- EXERCISE INSTRUCTIONS
Return every record below exactly as written, but leave out the pictures.

::: INPUT DATA :::

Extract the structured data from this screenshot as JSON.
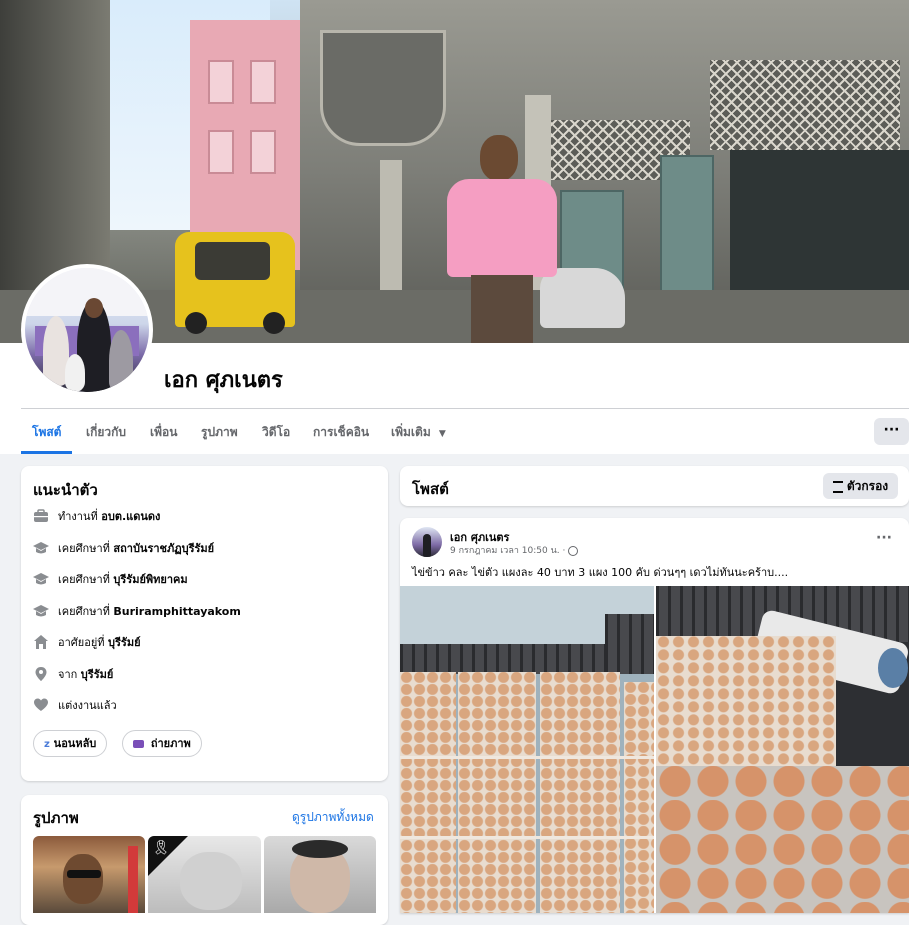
{
  "profile": {
    "name": "เอก ศุภเนตร"
  },
  "tabs": [
    {
      "label": "โพสต์",
      "active": true
    },
    {
      "label": "เกี่ยวกับ"
    },
    {
      "label": "เพื่อน"
    },
    {
      "label": "รูปภาพ"
    },
    {
      "label": "วิดีโอ"
    },
    {
      "label": "การเช็คอิน"
    },
    {
      "label": "เพิ่มเติม"
    }
  ],
  "more_button": "···",
  "intro": {
    "title": "แนะนำตัว",
    "rows": [
      {
        "icon": "briefcase-icon",
        "prefix": "ทำงานที่ ",
        "value": "อบต.แดนดง"
      },
      {
        "icon": "graduation-cap-icon",
        "prefix": "เคยศึกษาที่ ",
        "value": "สถาบันราชภัฏบุรีรัมย์"
      },
      {
        "icon": "graduation-cap-icon",
        "prefix": "เคยศึกษาที่ ",
        "value": "บุรีรัมย์พิทยาคม"
      },
      {
        "icon": "graduation-cap-icon",
        "prefix": "เคยศึกษาที่ ",
        "value": "Buriramphittayakom"
      },
      {
        "icon": "home-icon",
        "prefix": "อาศัยอยู่ที่ ",
        "value": "บุรีรัมย์"
      },
      {
        "icon": "location-pin-icon",
        "prefix": "จาก ",
        "value": "บุรีรัมย์"
      },
      {
        "icon": "heart-icon",
        "prefix": "แต่งงานแล้ว",
        "value": ""
      }
    ],
    "hobbies": [
      {
        "icon": "sleep-icon",
        "label": "นอนหลับ"
      },
      {
        "icon": "camera-icon",
        "label": "ถ่ายภาพ"
      }
    ]
  },
  "photos": {
    "title": "รูปภาพ",
    "see_all": "ดูรูปภาพทั้งหมด"
  },
  "posts_header": {
    "title": "โพสต์",
    "filter": "ตัวกรอง"
  },
  "post": {
    "author": "เอก ศุภเนตร",
    "time": "9 กรกฎาคม เวลา 10:50 น. ·",
    "text": "ไข่ข้าว คละ ไข่ตัว แผงละ 40 บาท 3 แผง 100 คับ ด่วนๆๆ เดวไม่ทันนะคร้าบ....",
    "menu": "···"
  },
  "colors": {
    "accent": "#1b74e4",
    "page_bg": "#f0f2f5",
    "muted": "#65676b"
  }
}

:::

- SOLUTION
Extract the structured data from this screenshot as JSON.
{
  "profile": {
    "name": "เอก ศุภเนตร"
  },
  "tabs": [
    {
      "label": "โพสต์",
      "active": true
    },
    {
      "label": "เกี่ยวกับ"
    },
    {
      "label": "เพื่อน"
    },
    {
      "label": "รูปภาพ"
    },
    {
      "label": "วิดีโอ"
    },
    {
      "label": "การเช็คอิน"
    },
    {
      "label": "เพิ่มเติม"
    }
  ],
  "more_button": "···",
  "intro": {
    "title": "แนะนำตัว",
    "rows": [
      {
        "icon": "briefcase-icon",
        "prefix": "ทำงานที่ ",
        "value": "อบต.แดนดง"
      },
      {
        "icon": "graduation-cap-icon",
        "prefix": "เคยศึกษาที่ ",
        "value": "สถาบันราชภัฏบุรีรัมย์"
      },
      {
        "icon": "graduation-cap-icon",
        "prefix": "เคยศึกษาที่ ",
        "value": "บุรีรัมย์พิทยาคม"
      },
      {
        "icon": "graduation-cap-icon",
        "prefix": "เคยศึกษาที่ ",
        "value": "Buriramphittayakom"
      },
      {
        "icon": "home-icon",
        "prefix": "อาศัยอยู่ที่ ",
        "value": "บุรีรัมย์"
      },
      {
        "icon": "location-pin-icon",
        "prefix": "จาก ",
        "value": "บุรีรัมย์"
      },
      {
        "icon": "heart-icon",
        "prefix": "แต่งงานแล้ว",
        "value": ""
      }
    ],
    "hobbies": [
      {
        "icon": "sleep-icon",
        "label": "นอนหลับ"
      },
      {
        "icon": "camera-icon",
        "label": "ถ่ายภาพ"
      }
    ]
  },
  "photos": {
    "title": "รูปภาพ",
    "see_all": "ดูรูปภาพทั้งหมด"
  },
  "posts_header": {
    "title": "โพสต์",
    "filter": "ตัวกรอง"
  },
  "post": {
    "author": "เอก ศุภเนตร",
    "time": "9 กรกฎาคม เวลา 10:50 น. ·",
    "text": "ไข่ข้าว คละ ไข่ตัว แผงละ 40 บาท 3 แผง 100 คับ ด่วนๆๆ เดวไม่ทันนะคร้าบ....",
    "menu": "···"
  },
  "colors": {
    "accent": "#1b74e4",
    "page_bg": "#f0f2f5",
    "muted": "#65676b"
  }
}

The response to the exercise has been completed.